• **Challenge**:
Look for the word "from" in the entries below, then copy every line that has it.

• **Data listing**:
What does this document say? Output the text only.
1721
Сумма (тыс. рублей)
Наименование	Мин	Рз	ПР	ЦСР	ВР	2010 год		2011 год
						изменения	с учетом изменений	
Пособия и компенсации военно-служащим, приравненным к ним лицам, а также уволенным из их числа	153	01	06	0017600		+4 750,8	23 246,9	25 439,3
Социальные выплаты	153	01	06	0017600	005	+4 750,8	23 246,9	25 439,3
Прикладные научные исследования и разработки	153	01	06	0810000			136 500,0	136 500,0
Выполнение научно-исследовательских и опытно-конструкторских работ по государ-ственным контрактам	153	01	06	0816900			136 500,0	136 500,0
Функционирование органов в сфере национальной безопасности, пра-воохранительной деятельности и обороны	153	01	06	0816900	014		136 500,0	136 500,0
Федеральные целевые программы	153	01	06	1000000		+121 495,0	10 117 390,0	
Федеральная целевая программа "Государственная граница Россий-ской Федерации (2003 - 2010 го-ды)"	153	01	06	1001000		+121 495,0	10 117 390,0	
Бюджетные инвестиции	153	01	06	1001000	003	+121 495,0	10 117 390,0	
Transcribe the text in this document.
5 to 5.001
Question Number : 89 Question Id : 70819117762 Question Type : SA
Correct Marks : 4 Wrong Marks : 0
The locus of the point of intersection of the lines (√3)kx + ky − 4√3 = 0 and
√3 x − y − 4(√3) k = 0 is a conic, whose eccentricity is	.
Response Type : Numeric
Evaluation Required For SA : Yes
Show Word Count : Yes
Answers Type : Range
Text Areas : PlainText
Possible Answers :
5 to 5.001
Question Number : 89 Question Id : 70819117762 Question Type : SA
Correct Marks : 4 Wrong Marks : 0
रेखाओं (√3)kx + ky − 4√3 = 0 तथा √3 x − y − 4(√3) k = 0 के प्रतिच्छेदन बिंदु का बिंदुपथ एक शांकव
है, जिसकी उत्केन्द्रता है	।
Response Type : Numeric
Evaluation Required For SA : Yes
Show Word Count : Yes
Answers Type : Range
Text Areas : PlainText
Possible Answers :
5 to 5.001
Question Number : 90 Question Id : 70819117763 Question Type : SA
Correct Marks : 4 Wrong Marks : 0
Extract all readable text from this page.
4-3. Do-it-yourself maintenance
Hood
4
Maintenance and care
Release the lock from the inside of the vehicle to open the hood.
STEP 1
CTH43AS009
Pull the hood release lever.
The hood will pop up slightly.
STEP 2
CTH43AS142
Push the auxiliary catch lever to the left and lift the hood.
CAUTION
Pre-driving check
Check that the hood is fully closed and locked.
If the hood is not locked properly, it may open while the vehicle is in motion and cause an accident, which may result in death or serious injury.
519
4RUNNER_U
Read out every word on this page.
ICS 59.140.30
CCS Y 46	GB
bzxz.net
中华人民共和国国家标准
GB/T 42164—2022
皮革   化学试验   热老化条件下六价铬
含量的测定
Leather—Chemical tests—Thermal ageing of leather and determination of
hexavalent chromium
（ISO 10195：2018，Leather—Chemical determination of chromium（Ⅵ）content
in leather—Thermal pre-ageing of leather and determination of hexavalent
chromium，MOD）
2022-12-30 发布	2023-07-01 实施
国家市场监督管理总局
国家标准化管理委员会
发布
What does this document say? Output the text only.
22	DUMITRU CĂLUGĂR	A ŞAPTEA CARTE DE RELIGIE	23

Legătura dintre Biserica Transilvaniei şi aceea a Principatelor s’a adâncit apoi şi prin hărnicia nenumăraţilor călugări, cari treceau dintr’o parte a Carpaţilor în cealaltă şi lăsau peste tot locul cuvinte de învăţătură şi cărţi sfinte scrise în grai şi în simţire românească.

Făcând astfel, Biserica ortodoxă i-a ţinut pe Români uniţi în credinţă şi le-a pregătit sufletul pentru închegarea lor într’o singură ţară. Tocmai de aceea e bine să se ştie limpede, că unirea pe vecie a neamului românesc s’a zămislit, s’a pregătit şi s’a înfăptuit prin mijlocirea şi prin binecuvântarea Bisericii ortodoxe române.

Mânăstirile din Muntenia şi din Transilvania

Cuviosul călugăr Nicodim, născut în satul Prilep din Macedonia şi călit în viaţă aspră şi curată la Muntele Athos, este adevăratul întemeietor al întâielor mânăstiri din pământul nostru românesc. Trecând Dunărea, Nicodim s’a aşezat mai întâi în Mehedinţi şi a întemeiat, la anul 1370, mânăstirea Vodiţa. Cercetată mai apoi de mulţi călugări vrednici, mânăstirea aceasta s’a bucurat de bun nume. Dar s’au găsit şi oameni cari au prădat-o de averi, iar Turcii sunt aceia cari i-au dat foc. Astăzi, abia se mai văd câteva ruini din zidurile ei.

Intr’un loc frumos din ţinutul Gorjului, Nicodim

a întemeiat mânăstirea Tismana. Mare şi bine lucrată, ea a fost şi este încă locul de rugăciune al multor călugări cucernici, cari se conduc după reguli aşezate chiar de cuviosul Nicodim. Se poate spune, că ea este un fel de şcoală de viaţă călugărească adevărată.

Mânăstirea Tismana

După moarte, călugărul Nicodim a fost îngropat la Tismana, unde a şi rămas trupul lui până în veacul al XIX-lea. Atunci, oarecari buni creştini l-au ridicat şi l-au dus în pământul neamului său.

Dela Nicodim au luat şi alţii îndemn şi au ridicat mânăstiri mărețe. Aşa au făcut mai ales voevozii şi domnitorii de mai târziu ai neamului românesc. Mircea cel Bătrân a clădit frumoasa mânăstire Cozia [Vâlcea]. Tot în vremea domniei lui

• **Result**:
Extract all readable text from this page.
Release the lock from the inside of the vehicle to open the hood.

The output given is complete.